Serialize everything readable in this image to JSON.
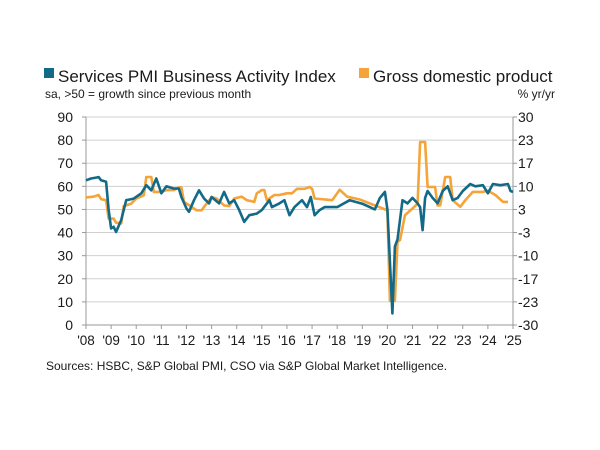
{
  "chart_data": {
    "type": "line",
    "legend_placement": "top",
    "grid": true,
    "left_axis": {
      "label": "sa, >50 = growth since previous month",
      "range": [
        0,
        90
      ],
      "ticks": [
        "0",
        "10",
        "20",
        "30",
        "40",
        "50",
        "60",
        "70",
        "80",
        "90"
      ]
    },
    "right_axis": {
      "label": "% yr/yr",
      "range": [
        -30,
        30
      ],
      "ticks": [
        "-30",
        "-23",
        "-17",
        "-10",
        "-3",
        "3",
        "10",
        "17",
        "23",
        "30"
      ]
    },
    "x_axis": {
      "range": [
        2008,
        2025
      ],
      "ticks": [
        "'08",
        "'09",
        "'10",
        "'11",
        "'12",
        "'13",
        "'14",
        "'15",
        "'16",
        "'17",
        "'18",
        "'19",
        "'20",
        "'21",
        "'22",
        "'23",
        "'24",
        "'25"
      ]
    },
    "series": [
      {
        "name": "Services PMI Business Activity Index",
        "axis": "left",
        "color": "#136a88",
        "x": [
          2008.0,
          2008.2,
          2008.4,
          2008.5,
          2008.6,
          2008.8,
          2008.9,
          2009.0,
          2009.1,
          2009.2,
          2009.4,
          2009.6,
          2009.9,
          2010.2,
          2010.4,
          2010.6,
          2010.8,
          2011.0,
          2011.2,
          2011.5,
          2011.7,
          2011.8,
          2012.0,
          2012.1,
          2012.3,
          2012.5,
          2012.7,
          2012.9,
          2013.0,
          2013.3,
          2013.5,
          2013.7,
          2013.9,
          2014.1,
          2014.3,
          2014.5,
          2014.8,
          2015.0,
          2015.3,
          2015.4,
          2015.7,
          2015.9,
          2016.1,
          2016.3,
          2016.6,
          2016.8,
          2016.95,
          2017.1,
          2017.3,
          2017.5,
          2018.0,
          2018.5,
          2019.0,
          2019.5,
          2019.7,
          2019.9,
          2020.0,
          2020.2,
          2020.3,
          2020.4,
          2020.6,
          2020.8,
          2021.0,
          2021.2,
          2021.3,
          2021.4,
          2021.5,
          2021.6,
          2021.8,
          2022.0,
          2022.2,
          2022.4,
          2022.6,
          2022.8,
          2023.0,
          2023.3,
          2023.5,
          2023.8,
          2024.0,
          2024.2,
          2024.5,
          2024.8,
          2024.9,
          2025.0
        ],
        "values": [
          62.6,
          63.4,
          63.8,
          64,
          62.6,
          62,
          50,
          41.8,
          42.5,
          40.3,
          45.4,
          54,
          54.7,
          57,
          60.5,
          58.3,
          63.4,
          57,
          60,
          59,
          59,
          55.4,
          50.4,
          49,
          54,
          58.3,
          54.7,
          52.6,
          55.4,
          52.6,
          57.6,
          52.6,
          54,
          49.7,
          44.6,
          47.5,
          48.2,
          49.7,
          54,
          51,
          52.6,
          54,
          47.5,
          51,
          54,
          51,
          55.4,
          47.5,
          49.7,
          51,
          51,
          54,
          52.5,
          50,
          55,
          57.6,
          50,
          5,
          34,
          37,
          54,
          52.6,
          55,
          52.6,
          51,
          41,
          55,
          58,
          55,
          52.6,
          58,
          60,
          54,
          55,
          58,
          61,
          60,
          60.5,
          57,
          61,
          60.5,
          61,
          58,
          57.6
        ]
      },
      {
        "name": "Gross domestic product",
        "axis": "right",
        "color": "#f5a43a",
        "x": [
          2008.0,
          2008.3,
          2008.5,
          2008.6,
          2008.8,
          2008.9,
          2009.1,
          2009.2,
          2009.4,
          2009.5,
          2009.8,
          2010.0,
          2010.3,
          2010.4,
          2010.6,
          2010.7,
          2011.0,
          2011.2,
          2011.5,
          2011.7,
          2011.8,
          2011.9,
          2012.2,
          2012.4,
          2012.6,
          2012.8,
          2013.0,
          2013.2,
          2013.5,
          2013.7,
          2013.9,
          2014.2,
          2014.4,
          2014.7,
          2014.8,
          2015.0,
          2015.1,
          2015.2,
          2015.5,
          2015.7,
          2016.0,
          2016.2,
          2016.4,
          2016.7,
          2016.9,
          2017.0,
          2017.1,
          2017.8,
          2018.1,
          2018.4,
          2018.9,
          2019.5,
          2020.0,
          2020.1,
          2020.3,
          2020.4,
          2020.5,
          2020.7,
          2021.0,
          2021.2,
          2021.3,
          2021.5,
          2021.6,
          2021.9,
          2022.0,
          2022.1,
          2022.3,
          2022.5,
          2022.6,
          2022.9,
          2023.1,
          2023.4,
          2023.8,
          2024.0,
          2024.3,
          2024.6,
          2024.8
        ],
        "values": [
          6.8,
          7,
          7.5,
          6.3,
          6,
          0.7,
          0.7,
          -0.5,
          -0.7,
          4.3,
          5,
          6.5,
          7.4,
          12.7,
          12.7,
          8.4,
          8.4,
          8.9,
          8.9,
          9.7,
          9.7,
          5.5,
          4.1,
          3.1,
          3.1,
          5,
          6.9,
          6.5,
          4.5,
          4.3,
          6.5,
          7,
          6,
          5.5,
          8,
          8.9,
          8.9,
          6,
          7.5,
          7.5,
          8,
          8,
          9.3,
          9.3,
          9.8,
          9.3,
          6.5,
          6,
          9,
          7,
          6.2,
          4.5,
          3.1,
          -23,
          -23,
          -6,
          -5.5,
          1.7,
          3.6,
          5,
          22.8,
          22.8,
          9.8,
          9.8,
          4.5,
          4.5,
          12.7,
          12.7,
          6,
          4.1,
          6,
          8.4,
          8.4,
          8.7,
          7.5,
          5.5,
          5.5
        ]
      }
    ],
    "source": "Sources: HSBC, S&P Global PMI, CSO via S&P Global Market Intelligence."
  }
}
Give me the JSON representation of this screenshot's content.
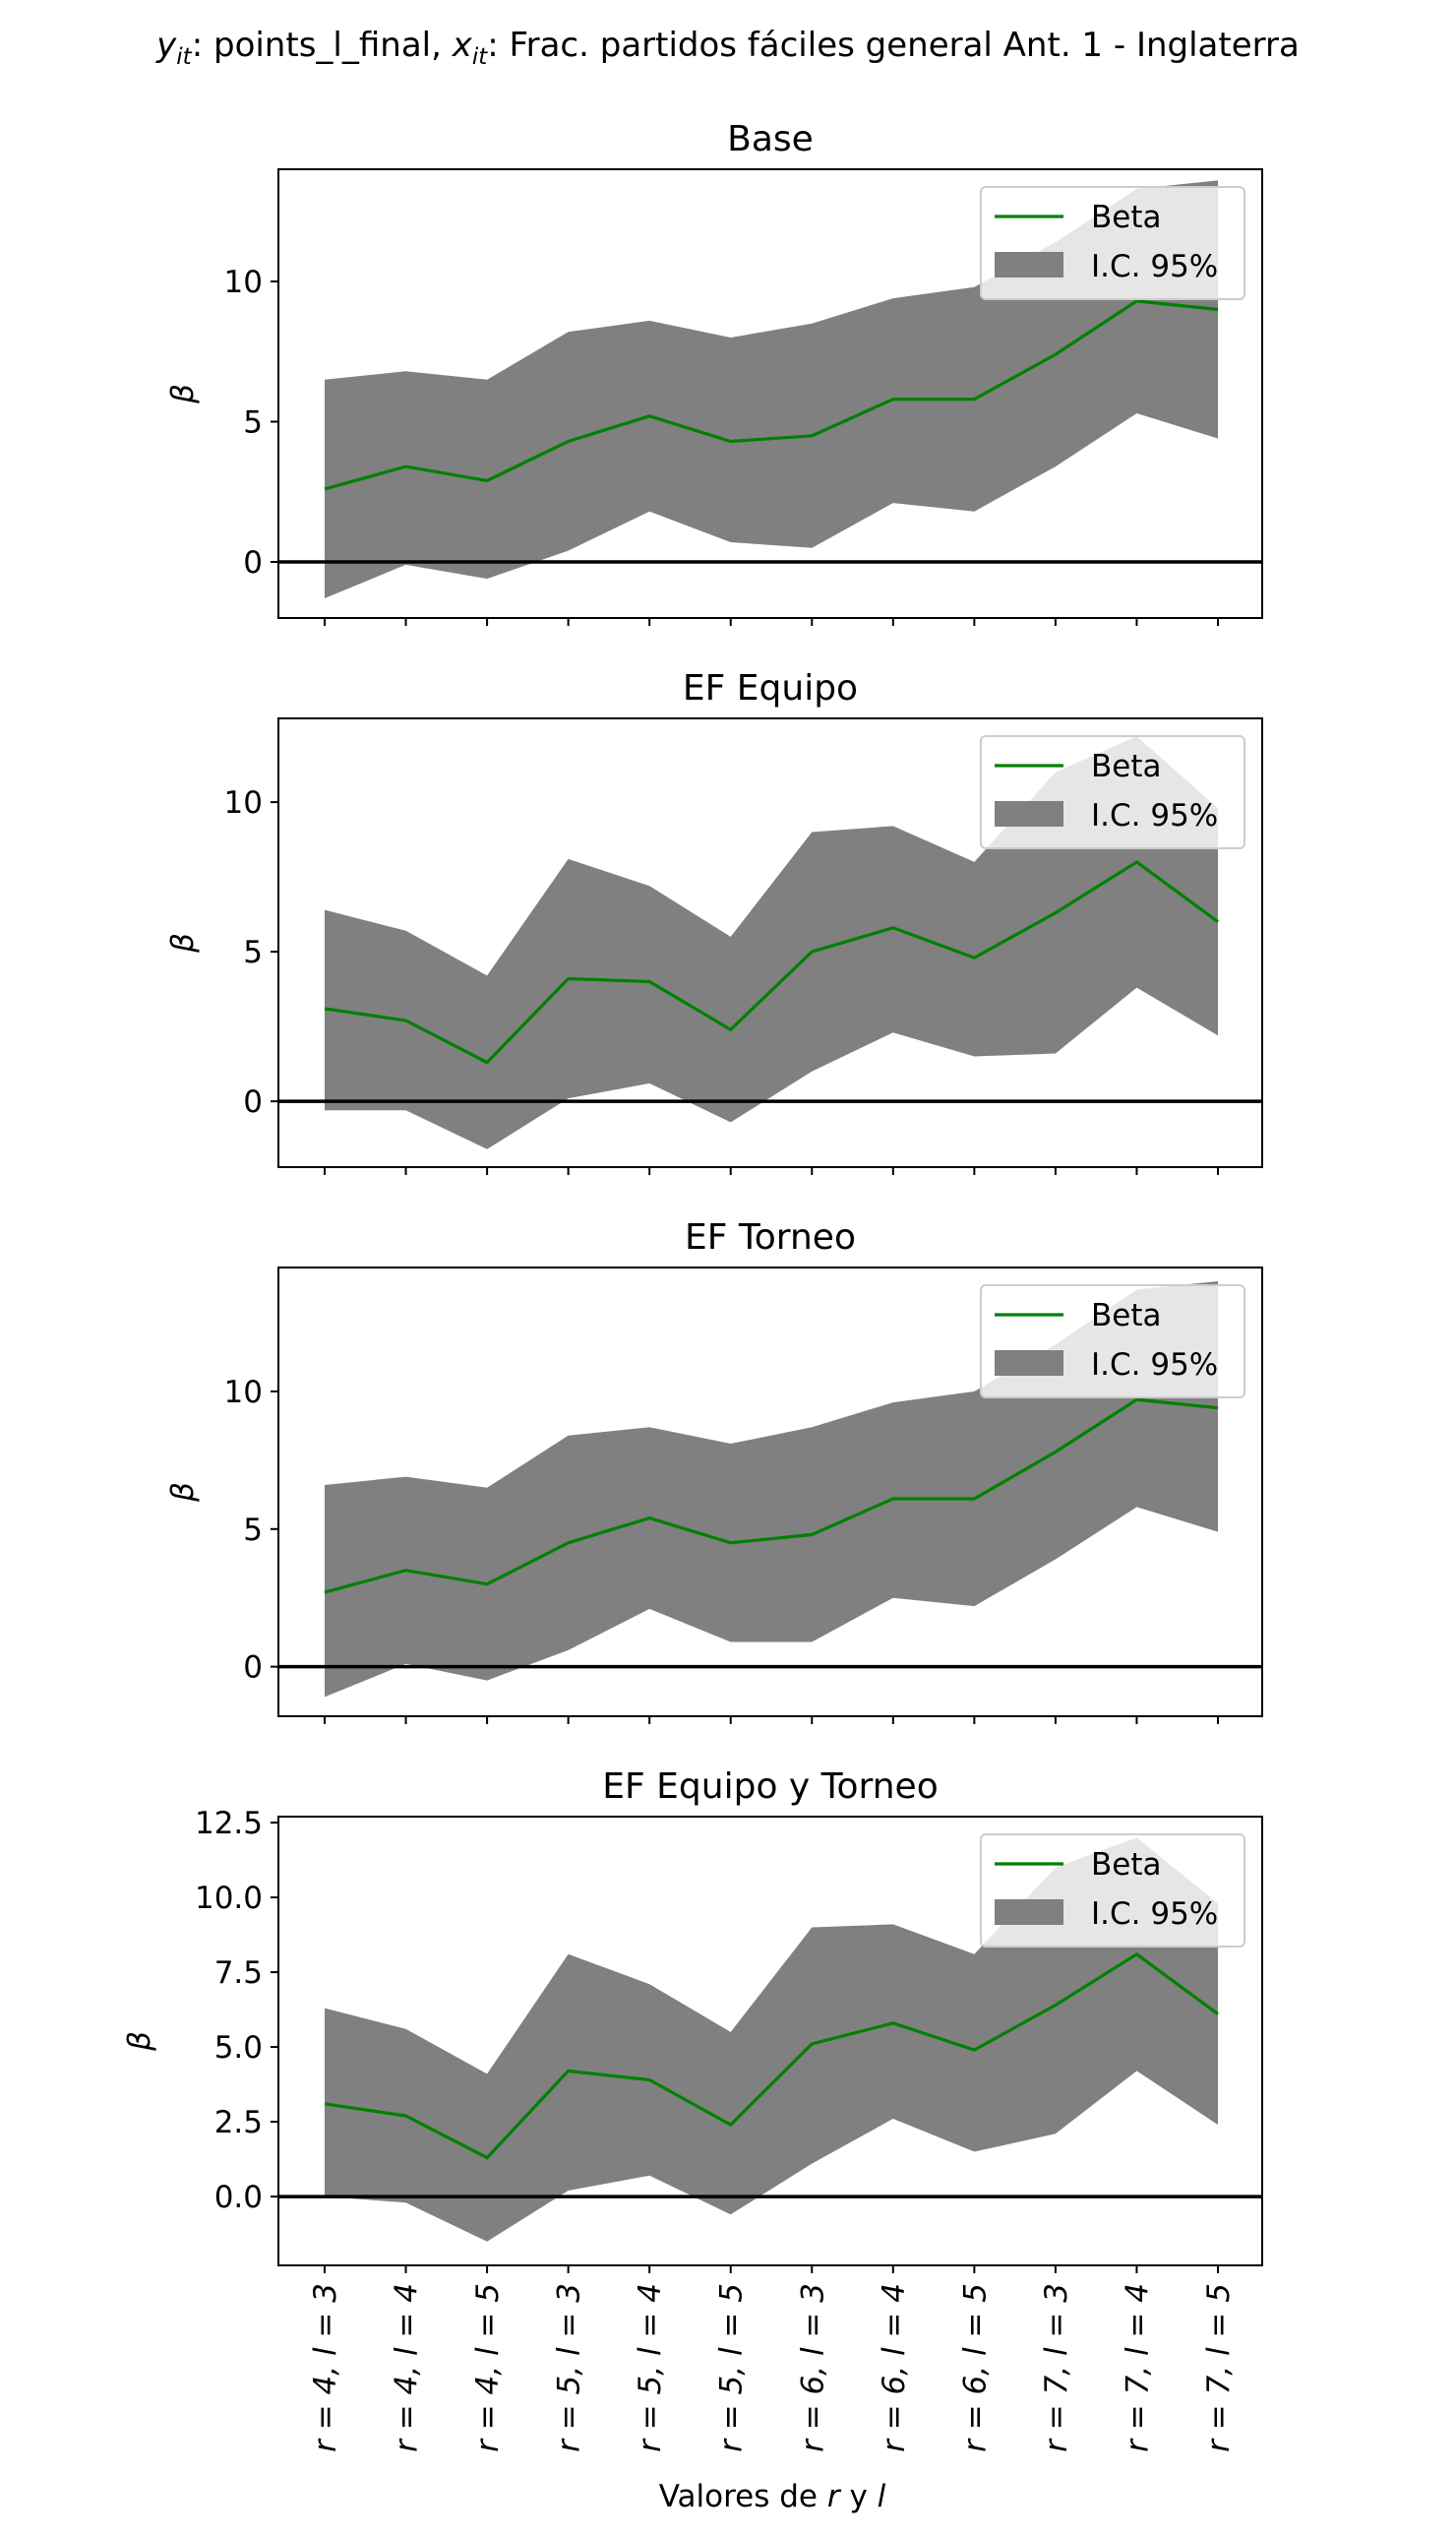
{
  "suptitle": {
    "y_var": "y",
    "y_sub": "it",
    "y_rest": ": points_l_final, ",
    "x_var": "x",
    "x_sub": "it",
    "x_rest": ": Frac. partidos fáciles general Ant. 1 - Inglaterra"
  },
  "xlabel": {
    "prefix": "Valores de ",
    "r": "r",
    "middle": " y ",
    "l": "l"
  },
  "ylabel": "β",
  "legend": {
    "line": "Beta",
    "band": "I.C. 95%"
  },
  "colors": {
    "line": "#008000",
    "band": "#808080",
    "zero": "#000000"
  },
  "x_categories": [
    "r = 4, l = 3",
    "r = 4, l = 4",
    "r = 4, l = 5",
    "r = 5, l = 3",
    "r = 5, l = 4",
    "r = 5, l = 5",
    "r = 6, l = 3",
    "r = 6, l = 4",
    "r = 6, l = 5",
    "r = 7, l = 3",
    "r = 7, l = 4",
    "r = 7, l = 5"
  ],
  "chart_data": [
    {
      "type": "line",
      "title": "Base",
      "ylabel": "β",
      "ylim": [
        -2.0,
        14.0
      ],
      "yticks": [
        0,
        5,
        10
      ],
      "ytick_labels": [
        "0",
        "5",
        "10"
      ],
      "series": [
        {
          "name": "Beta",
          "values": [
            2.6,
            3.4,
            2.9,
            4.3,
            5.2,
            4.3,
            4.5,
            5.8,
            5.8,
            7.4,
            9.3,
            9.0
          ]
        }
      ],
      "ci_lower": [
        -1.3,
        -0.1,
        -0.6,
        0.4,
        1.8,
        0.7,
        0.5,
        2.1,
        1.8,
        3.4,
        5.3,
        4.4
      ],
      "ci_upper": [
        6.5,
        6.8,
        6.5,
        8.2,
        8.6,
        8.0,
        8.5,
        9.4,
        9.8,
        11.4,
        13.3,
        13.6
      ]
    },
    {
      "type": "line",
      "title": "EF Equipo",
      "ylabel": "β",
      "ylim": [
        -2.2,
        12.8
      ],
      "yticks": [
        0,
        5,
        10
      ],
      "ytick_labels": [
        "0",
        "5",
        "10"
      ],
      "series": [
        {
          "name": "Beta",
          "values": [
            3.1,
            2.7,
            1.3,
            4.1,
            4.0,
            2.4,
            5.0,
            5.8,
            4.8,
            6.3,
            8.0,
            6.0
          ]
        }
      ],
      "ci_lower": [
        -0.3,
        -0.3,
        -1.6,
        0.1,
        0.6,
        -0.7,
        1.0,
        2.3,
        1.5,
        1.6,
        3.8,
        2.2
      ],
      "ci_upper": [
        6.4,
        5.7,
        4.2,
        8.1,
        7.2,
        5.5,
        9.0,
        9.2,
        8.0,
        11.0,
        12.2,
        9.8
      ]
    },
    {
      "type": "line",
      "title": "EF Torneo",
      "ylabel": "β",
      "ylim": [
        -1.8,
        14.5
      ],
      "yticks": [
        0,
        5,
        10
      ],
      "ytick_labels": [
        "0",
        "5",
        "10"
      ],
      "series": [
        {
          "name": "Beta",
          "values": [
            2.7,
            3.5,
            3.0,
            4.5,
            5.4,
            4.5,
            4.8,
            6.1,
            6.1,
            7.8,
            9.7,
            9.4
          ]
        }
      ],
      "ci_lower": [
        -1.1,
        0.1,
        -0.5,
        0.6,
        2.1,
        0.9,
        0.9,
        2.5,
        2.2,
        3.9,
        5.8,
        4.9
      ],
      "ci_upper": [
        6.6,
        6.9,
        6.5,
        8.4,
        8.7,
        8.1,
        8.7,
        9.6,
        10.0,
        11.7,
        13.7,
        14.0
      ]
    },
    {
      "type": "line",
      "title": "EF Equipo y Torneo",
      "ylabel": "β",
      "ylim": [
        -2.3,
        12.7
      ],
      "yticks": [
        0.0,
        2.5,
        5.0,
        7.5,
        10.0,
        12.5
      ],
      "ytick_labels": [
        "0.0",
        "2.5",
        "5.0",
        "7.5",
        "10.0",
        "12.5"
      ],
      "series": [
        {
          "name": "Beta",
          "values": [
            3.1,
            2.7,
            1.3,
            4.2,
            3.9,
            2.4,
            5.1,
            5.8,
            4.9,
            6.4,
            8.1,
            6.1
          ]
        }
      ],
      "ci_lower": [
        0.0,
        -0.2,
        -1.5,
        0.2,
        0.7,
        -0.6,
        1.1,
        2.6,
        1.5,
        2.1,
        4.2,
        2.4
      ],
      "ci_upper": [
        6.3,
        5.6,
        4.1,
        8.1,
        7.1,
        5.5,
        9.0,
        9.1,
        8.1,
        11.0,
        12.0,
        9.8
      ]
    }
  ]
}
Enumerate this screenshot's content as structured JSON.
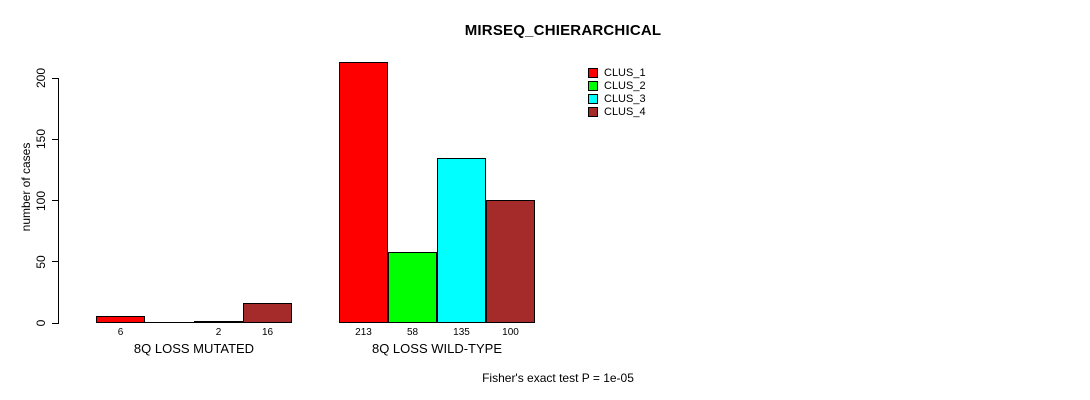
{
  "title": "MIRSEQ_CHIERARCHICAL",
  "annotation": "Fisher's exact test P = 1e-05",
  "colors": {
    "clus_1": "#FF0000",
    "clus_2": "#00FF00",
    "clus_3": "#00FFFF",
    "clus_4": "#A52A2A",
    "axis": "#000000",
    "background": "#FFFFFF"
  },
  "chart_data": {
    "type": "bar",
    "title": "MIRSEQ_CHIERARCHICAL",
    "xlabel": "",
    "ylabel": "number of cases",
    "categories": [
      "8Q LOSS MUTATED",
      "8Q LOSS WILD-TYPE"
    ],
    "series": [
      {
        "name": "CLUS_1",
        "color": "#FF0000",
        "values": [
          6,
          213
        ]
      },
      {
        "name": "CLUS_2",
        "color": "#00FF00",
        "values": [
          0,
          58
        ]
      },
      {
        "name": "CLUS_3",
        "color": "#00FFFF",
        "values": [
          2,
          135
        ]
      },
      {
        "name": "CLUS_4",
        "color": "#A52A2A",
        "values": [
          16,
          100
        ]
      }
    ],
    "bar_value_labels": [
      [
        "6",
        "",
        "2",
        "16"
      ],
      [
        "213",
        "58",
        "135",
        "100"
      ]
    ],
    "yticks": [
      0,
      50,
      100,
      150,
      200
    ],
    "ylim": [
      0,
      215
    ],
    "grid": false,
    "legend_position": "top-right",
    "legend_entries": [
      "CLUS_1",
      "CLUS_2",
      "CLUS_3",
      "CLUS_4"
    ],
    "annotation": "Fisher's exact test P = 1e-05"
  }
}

__________________________________________________

> **Written instruction**
Every line from the one containing "Enumerate this screenshot's" through the end of the data above should be copied exactly; nothing else is copied, and pictures are omitted.

> **Output of the task**
Enumerate this screenshot's content as structured JSON.
{
  "title": "MIRSEQ_CHIERARCHICAL",
  "annotation": "Fisher's exact test P = 1e-05",
  "colors": {
    "clus_1": "#FF0000",
    "clus_2": "#00FF00",
    "clus_3": "#00FFFF",
    "clus_4": "#A52A2A",
    "axis": "#000000",
    "background": "#FFFFFF"
  },
  "chart_data": {
    "type": "bar",
    "title": "MIRSEQ_CHIERARCHICAL",
    "xlabel": "",
    "ylabel": "number of cases",
    "categories": [
      "8Q LOSS MUTATED",
      "8Q LOSS WILD-TYPE"
    ],
    "series": [
      {
        "name": "CLUS_1",
        "color": "#FF0000",
        "values": [
          6,
          213
        ]
      },
      {
        "name": "CLUS_2",
        "color": "#00FF00",
        "values": [
          0,
          58
        ]
      },
      {
        "name": "CLUS_3",
        "color": "#00FFFF",
        "values": [
          2,
          135
        ]
      },
      {
        "name": "CLUS_4",
        "color": "#A52A2A",
        "values": [
          16,
          100
        ]
      }
    ],
    "bar_value_labels": [
      [
        "6",
        "",
        "2",
        "16"
      ],
      [
        "213",
        "58",
        "135",
        "100"
      ]
    ],
    "yticks": [
      0,
      50,
      100,
      150,
      200
    ],
    "ylim": [
      0,
      215
    ],
    "grid": false,
    "legend_position": "top-right",
    "legend_entries": [
      "CLUS_1",
      "CLUS_2",
      "CLUS_3",
      "CLUS_4"
    ],
    "annotation": "Fisher's exact test P = 1e-05"
  }
}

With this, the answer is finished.